In the material below, the lines containing the word "series" are required; copy each of them.

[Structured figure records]
++++++++++
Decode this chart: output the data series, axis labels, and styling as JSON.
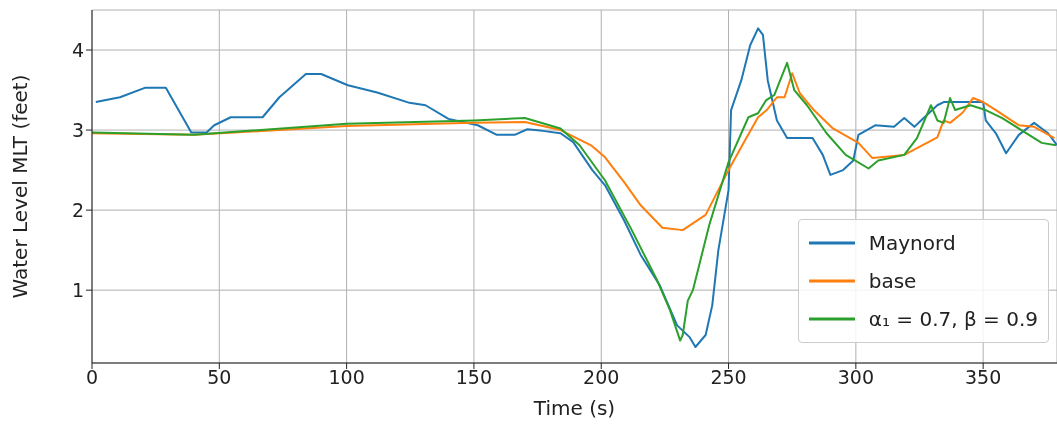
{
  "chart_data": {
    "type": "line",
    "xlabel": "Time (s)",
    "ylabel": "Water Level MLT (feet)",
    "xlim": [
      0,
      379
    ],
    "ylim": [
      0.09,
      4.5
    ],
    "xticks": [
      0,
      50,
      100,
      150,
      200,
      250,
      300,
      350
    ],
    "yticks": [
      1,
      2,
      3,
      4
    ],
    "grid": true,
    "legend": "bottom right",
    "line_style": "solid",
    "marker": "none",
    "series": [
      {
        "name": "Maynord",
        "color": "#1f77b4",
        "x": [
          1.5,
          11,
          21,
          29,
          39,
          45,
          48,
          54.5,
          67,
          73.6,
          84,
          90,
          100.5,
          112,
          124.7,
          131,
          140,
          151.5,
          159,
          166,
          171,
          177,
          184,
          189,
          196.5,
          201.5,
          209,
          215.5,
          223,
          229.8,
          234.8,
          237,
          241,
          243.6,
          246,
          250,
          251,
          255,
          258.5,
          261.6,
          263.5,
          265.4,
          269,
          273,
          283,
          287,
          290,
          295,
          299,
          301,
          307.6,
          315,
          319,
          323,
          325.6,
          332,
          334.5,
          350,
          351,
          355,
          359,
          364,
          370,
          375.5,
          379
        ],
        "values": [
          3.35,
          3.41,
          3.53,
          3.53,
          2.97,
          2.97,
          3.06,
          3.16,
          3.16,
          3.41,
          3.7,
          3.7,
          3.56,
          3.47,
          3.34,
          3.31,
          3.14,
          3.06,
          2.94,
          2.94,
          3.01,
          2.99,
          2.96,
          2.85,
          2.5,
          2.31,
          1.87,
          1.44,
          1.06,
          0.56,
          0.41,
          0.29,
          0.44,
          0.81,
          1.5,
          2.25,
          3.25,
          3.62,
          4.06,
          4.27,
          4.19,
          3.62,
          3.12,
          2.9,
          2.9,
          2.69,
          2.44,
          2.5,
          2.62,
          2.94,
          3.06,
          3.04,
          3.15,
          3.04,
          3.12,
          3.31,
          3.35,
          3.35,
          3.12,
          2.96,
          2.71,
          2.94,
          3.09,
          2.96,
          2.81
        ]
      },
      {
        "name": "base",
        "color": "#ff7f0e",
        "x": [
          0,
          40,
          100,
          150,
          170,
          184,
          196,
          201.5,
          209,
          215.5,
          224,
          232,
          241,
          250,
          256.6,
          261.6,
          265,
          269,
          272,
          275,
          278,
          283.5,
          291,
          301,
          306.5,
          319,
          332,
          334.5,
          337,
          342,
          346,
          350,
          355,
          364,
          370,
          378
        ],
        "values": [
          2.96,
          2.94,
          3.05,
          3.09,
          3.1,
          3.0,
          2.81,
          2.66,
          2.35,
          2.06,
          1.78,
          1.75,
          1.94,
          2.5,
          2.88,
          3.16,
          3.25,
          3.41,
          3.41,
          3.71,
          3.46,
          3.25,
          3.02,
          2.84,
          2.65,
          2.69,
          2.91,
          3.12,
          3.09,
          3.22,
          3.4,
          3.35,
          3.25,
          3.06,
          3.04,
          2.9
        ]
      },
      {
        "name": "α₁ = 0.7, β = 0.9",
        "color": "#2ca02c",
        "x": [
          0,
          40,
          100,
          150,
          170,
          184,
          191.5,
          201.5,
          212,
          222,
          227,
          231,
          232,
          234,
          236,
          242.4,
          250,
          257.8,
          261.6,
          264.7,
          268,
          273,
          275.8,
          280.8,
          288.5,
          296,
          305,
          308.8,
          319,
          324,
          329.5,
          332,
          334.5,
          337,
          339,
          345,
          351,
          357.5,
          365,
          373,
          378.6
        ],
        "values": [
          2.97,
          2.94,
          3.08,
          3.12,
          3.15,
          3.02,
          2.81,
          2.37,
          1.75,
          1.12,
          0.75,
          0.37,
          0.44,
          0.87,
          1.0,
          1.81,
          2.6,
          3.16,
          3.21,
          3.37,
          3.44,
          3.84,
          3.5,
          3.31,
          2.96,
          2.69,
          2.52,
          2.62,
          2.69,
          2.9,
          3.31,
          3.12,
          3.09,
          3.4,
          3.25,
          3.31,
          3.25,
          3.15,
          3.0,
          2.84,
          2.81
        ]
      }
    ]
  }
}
++++++++++
> [Written answer]:
Decode this chart: output the data series, axis labels, and styling as JSON.
    "series": [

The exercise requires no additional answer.